### WHAT TO DO
What the response needs is every record, repeated verbatim, and no images.

Text content records for pages:
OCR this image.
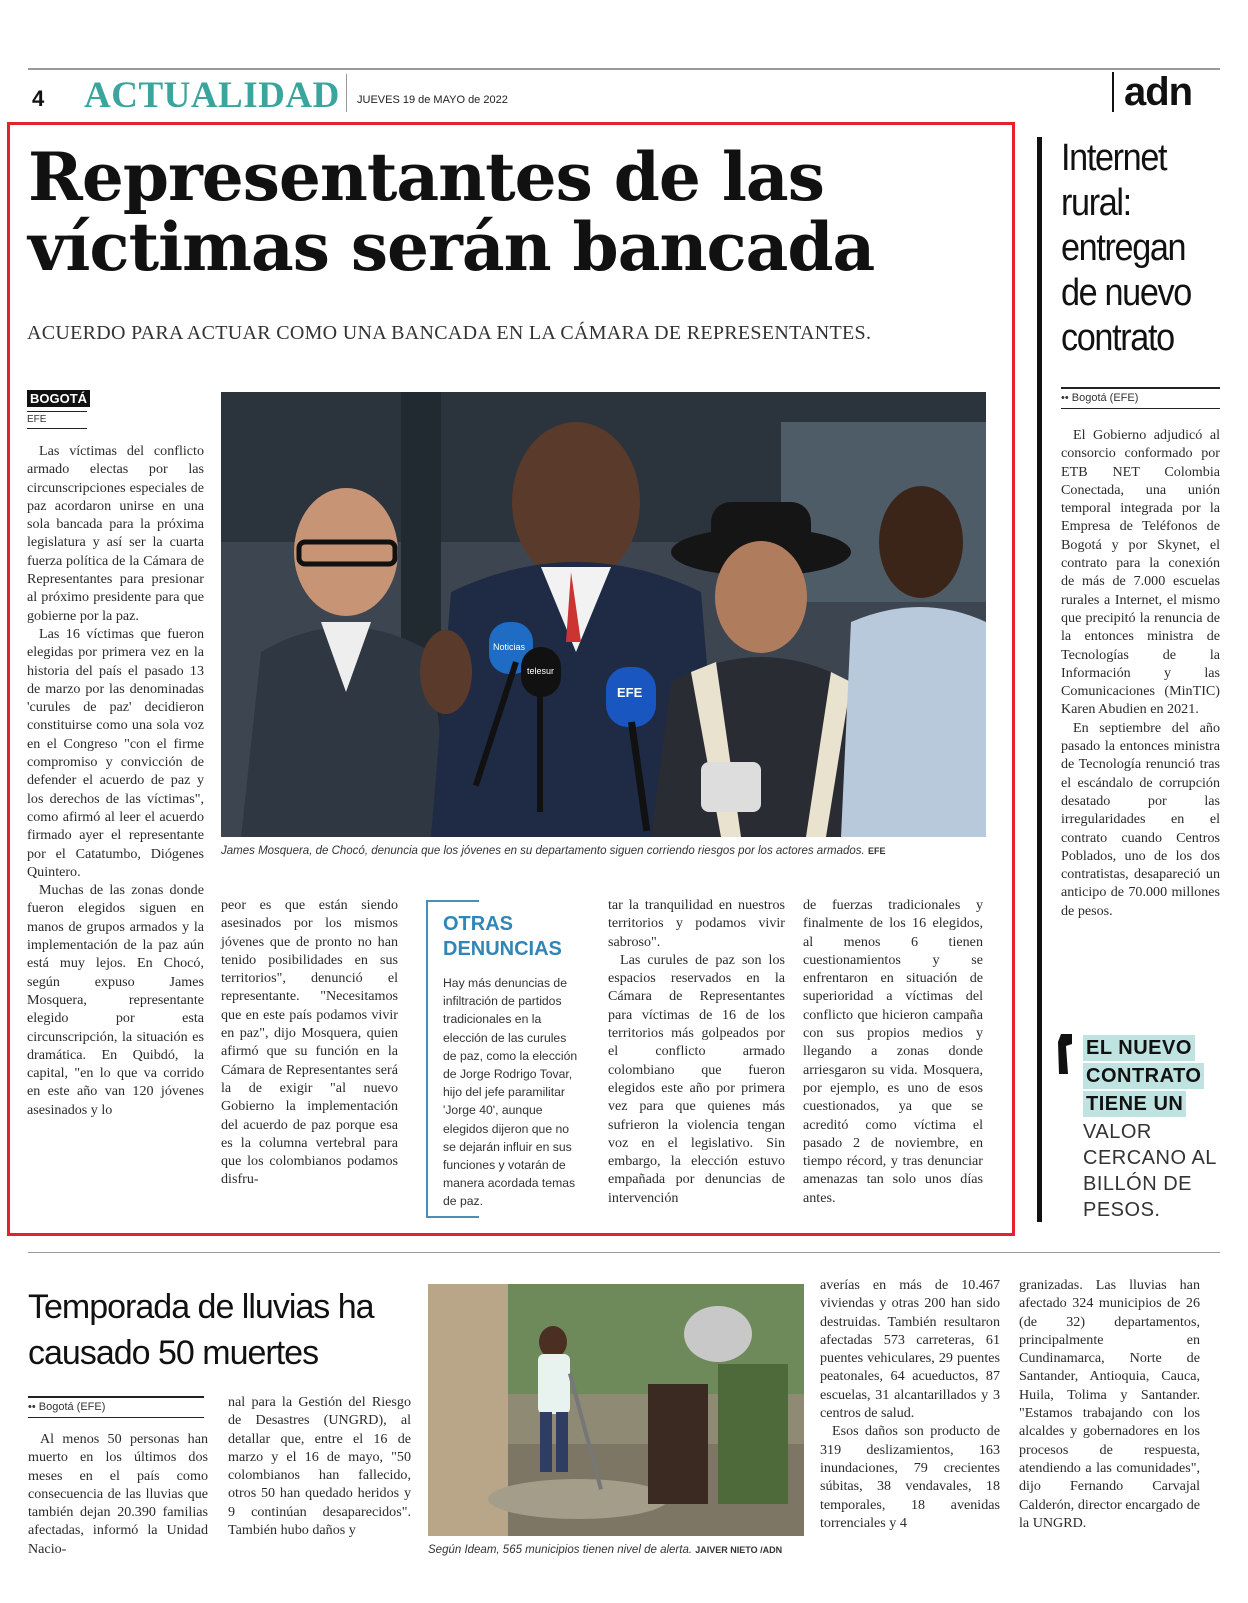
4 ACTUALIDAD JUEVES 19 de MAYO de 2022	adn
Representantes de las víctimas serán bancada
ACUERDO PARA ACTUAR COMO UNA BANCADA EN LA CÁMARA DE REPRESENTANTES.
BOGOTÁ
EFE

Las víctimas del conflicto armado electas por las circunscripciones especiales de paz acordaron unirse en una sola bancada para la próxima legislatura y así ser la cuarta fuerza política de la Cámara de Representantes para presionar al próximo presidente para que gobierne por la paz.

Las 16 víctimas que fueron elegidas por primera vez en la historia del país el pasado 13 de marzo por las denominadas 'curules de paz' decidieron constituirse como una sola voz en el Congreso "con el firme compromiso y convicción de defender el acuerdo de paz y los derechos de las víctimas", como afirmó al leer el acuerdo firmado ayer el representante por el Catatumbo, Diógenes Quintero.

Muchas de las zonas donde fueron elegidos siguen en manos de grupos armados y la implementación de la paz aún está muy lejos. En Chocó, según expuso James Mosquera, representante elegido por esta circunscripción, la situación es dramática. En Quibdó, la capital, "en lo que va corrido en este año van 120 jóvenes asesinados y lo

Noticias
telesur
EFE
James Mosquera, de Chocó, denuncia que los jóvenes en su departamento siguen corriendo riesgos por los actores armados. EFE

peor es que están siendo asesinados por los mismos jóvenes que de pronto no han tenido posibilidades en sus territorios", denunció el representante. "Necesitamos que en este país podamos vivir en paz", dijo Mosquera, quien afirmó que su función en la Cámara de Representantes será la de exigir "al nuevo Gobierno la implementación del acuerdo de paz porque esa es la columna vertebral para que los colombianos podamos disfru-

OTRAS DENUNCIAS
Hay más denuncias de infiltración de partidos tradicionales en la elección de las curules de paz, como la elección de Jorge Rodrigo Tovar, hijo del jefe paramilitar 'Jorge 40', aunque elegidos dijeron que no se dejarán influir en sus funciones y votarán de manera acordada temas de paz.

tar la tranquilidad en nuestros territorios y podamos vivir sabroso".

Las curules de paz son los espacios reservados en la Cámara de Representantes para víctimas de 16 de los territorios más golpeados por el conflicto armado colombiano que fueron elegidos este año por primera vez para que quienes más sufrieron la violencia tengan voz en el legislativo. Sin embargo, la elección estuvo empañada por denuncias de intervención

de fuerzas tradicionales y finalmente de los 16 elegidos, al menos 6 tienen cuestionamientos y se enfrentaron en situación de superioridad a víctimas del conflicto que hicieron campaña con sus propios medios y llegando a zonas donde arriesgaron su vida. Mosquera, por ejemplo, es uno de esos cuestionados, ya que se acreditó como víctima el pasado 2 de noviembre, en tiempo récord, y tras denunciar amenazas tan solo unos días antes.

Internet rural: entregan de nuevo contrato
•• Bogotá (EFE)

El Gobierno adjudicó al consorcio conformado por ETB NET Colombia Conectada, una unión temporal integrada por la Empresa de Teléfonos de Bogotá y por Skynet, el contrato para la conexión de más de 7.000 escuelas rurales a Internet, el mismo que precipitó la renuncia de la entonces ministra de Tecnologías de la Información y las Comunicaciones (MinTIC) Karen Abudien en 2021.

En septiembre del año pasado la entonces ministra de Tecnología renunció tras el escándalo de corrupción desatado por las irregularidades en el contrato cuando Centros Poblados, uno de los dos contratistas, desapareció un anticipo de 70.000 millones de pesos.

EL NUEVO
CONTRATO
TIENE UN
VALOR
CERCANO AL
BILLÓN DE
PESOS.
Temporada de lluvias ha causado 50 muertes
•• Bogotá (EFE)

Al menos 50 personas han muerto en los últimos dos meses en el país como consecuencia de las lluvias que también dejan 20.390 familias afectadas, informó la Unidad Nacio-

nal para la Gestión del Riesgo de Desastres (UNGRD), al detallar que, entre el 16 de marzo y el 16 de mayo, "50 colombianos han fallecido, otros 50 han quedado heridos y 9 continúan desaparecidos". También hubo daños y

Según Ideam, 565 municipios tienen nivel de alerta. JAIVER NIETO /ADN

averías en más de 10.467 viviendas y otras 200 han sido destruidas. También resultaron afectadas 573 carreteras, 61 puentes vehiculares, 29 puentes peatonales, 64 acueductos, 87 escuelas, 31 alcantarillados y 3 centros de salud.

Esos daños son producto de 319 deslizamientos, 163 inundaciones, 79 crecientes súbitas, 38 vendavales, 18 temporales, 18 avenidas torrenciales y 4

granizadas. Las lluvias han afectado 324 municipios de 26 (de 32) departamentos, principalmente en Cundinamarca, Norte de Santander, Antioquia, Cauca, Huila, Tolima y Santander. "Estamos trabajando con los alcaldes y gobernadores en los procesos de respuesta, atendiendo a las comunidades", dijo Fernando Carvajal Calderón, director encargado de la UNGRD.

### ANSWER SPACE
OCR this image.
4 ACTUALIDAD JUEVES 19 de MAYO de 2022	adn
Representantes de las víctimas serán bancada
ACUERDO PARA ACTUAR COMO UNA BANCADA EN LA CÁMARA DE REPRESENTANTES.
BOGOTÁ
EFE

Las víctimas del conflicto armado electas por las circunscripciones especiales de paz acordaron unirse en una sola bancada para la próxima legislatura y así ser la cuarta fuerza política de la Cámara de Representantes para presionar al próximo presidente para que gobierne por la paz.

Las 16 víctimas que fueron elegidas por primera vez en la historia del país el pasado 13 de marzo por las denominadas 'curules de paz' decidieron constituirse como una sola voz en el Congreso "con el firme compromiso y convicción de defender el acuerdo de paz y los derechos de las víctimas", como afirmó al leer el acuerdo firmado ayer el representante por el Catatumbo, Diógenes Quintero.

Muchas de las zonas donde fueron elegidos siguen en manos de grupos armados y la implementación de la paz aún está muy lejos. En Chocó, según expuso James Mosquera, representante elegido por esta circunscripción, la situación es dramática. En Quibdó, la capital, "en lo que va corrido en este año van 120 jóvenes asesinados y lo

Noticias
telesur
EFE
James Mosquera, de Chocó, denuncia que los jóvenes en su departamento siguen corriendo riesgos por los actores armados. EFE

peor es que están siendo asesinados por los mismos jóvenes que de pronto no han tenido posibilidades en sus territorios", denunció el representante. "Necesitamos que en este país podamos vivir en paz", dijo Mosquera, quien afirmó que su función en la Cámara de Representantes será la de exigir "al nuevo Gobierno la implementación del acuerdo de paz porque esa es la columna vertebral para que los colombianos podamos disfru-

OTRAS DENUNCIAS
Hay más denuncias de infiltración de partidos tradicionales en la elección de las curules de paz, como la elección de Jorge Rodrigo Tovar, hijo del jefe paramilitar 'Jorge 40', aunque elegidos dijeron que no se dejarán influir en sus funciones y votarán de manera acordada temas de paz.

tar la tranquilidad en nuestros territorios y podamos vivir sabroso".

Las curules de paz son los espacios reservados en la Cámara de Representantes para víctimas de 16 de los territorios más golpeados por el conflicto armado colombiano que fueron elegidos este año por primera vez para que quienes más sufrieron la violencia tengan voz en el legislativo. Sin embargo, la elección estuvo empañada por denuncias de intervención

de fuerzas tradicionales y finalmente de los 16 elegidos, al menos 6 tienen cuestionamientos y se enfrentaron en situación de superioridad a víctimas del conflicto que hicieron campaña con sus propios medios y llegando a zonas donde arriesgaron su vida. Mosquera, por ejemplo, es uno de esos cuestionados, ya que se acreditó como víctima el pasado 2 de noviembre, en tiempo récord, y tras denunciar amenazas tan solo unos días antes.

Internet rural: entregan de nuevo contrato
•• Bogotá (EFE)

El Gobierno adjudicó al consorcio conformado por ETB NET Colombia Conectada, una unión temporal integrada por la Empresa de Teléfonos de Bogotá y por Skynet, el contrato para la conexión de más de 7.000 escuelas rurales a Internet, el mismo que precipitó la renuncia de la entonces ministra de Tecnologías de la Información y las Comunicaciones (MinTIC) Karen Abudien en 2021.

En septiembre del año pasado la entonces ministra de Tecnología renunció tras el escándalo de corrupción desatado por las irregularidades en el contrato cuando Centros Poblados, uno de los dos contratistas, desapareció un anticipo de 70.000 millones de pesos.

EL NUEVO
CONTRATO
TIENE UN
VALOR
CERCANO AL
BILLÓN DE
PESOS.
Temporada de lluvias ha causado 50 muertes
•• Bogotá (EFE)

Al menos 50 personas han muerto en los últimos dos meses en el país como consecuencia de las lluvias que también dejan 20.390 familias afectadas, informó la Unidad Nacio-

nal para la Gestión del Riesgo de Desastres (UNGRD), al detallar que, entre el 16 de marzo y el 16 de mayo, "50 colombianos han fallecido, otros 50 han quedado heridos y 9 continúan desaparecidos". También hubo daños y

Según Ideam, 565 municipios tienen nivel de alerta. JAIVER NIETO /ADN

averías en más de 10.467 viviendas y otras 200 han sido destruidas. También resultaron afectadas 573 carreteras, 61 puentes vehiculares, 29 puentes peatonales, 64 acueductos, 87 escuelas, 31 alcantarillados y 3 centros de salud.

Esos daños son producto de 319 deslizamientos, 163 inundaciones, 79 crecientes súbitas, 38 vendavales, 18 temporales, 18 avenidas torrenciales y 4

granizadas. Las lluvias han afectado 324 municipios de 26 (de 32) departamentos, principalmente en Cundinamarca, Norte de Santander, Antioquia, Cauca, Huila, Tolima y Santander. "Estamos trabajando con los alcaldes y gobernadores en los procesos de respuesta, atendiendo a las comunidades", dijo Fernando Carvajal Calderón, director encargado de la UNGRD.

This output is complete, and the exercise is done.